_Written exercise:_ Would you pull out every line of the material that contains the string "近江長浜で生まれた異業クラフトウイスキー"?

[Provided data start]

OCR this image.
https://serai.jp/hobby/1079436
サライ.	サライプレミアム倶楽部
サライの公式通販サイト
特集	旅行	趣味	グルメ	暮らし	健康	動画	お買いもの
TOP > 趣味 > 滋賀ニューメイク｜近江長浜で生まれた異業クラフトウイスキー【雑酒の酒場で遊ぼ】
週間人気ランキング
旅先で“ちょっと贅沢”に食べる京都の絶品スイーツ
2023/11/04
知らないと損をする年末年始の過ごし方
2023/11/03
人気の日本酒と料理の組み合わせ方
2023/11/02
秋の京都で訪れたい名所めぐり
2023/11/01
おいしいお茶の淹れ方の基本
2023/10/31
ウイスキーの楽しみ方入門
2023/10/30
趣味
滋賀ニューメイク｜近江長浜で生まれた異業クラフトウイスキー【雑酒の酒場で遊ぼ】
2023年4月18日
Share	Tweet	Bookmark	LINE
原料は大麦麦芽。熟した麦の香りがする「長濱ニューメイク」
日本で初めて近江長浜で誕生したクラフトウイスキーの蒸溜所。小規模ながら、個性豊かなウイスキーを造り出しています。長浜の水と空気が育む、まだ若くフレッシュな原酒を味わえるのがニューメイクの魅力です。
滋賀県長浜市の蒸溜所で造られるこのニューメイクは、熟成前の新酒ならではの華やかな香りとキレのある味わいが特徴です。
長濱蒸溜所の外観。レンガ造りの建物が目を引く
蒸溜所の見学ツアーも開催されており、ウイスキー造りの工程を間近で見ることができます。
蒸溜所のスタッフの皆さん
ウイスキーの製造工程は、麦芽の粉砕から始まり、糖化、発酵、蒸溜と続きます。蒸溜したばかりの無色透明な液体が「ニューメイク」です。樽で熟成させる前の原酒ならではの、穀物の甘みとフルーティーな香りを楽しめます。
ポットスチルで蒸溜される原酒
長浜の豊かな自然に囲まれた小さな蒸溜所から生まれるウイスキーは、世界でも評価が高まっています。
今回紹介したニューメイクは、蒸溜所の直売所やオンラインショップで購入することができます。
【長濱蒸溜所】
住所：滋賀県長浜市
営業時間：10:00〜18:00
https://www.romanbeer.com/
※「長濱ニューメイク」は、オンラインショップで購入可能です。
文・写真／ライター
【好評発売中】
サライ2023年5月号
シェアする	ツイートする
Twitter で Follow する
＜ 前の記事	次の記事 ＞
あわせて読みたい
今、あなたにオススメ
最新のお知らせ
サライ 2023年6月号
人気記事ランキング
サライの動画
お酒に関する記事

[Provided data end]

_Worked answer:_
TOP > 趣味 > 滋賀ニューメイク｜近江長浜で生まれた異業クラフトウイスキー【雑酒の酒場で遊ぼ】
滋賀ニューメイク｜近江長浜で生まれた異業クラフトウイスキー【雑酒の酒場で遊ぼ】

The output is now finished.